─── Dataset records
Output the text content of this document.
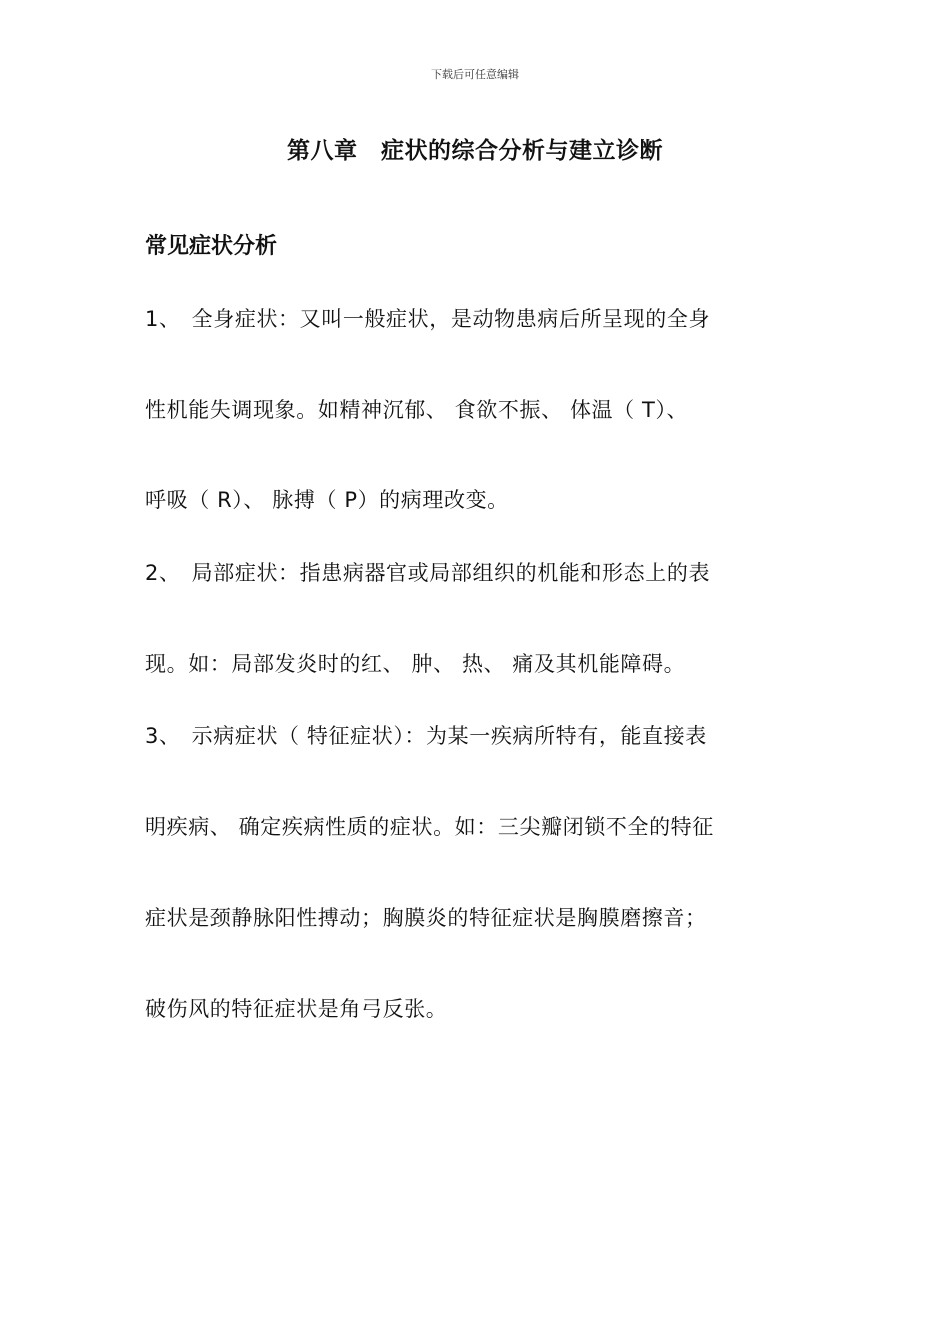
下载后可任意编辑
第八章　症状的综合分析与建立诊断
常见症状分析
1、　全身症状：又叫一般症状，是动物患病后所呈现的全身
性机能失调现象。如精神沉郁、 食欲不振、 体温（ T）、
呼吸（ R）、 脉搏（ P）的病理改变。
2、　局部症状：指患病器官或局部组织的机能和形态上的表
现。如：局部发炎时的红、 肿、 热、 痛及其机能障碍。
3、　示病症状（ 特征症状）：为某一疾病所特有，能直接表
明疾病、 确定疾病性质的症状。如：三尖瓣闭锁不全的特征
症状是颈静脉阳性搏动；胸膜炎的特征症状是胸膜磨擦音；
破伤风的特征症状是角弓反张。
──────
Reproduce all entries without any change, and omit the pictures.

[Task response]
Output the text content of this document.
下载后可任意编辑
第八章　症状的综合分析与建立诊断
常见症状分析
1、　全身症状：又叫一般症状，是动物患病后所呈现的全身
性机能失调现象。如精神沉郁、 食欲不振、 体温（ T）、
呼吸（ R）、 脉搏（ P）的病理改变。
2、　局部症状：指患病器官或局部组织的机能和形态上的表
现。如：局部发炎时的红、 肿、 热、 痛及其机能障碍。
3、　示病症状（ 特征症状）：为某一疾病所特有，能直接表
明疾病、 确定疾病性质的症状。如：三尖瓣闭锁不全的特征
症状是颈静脉阳性搏动；胸膜炎的特征症状是胸膜磨擦音；
破伤风的特征症状是角弓反张。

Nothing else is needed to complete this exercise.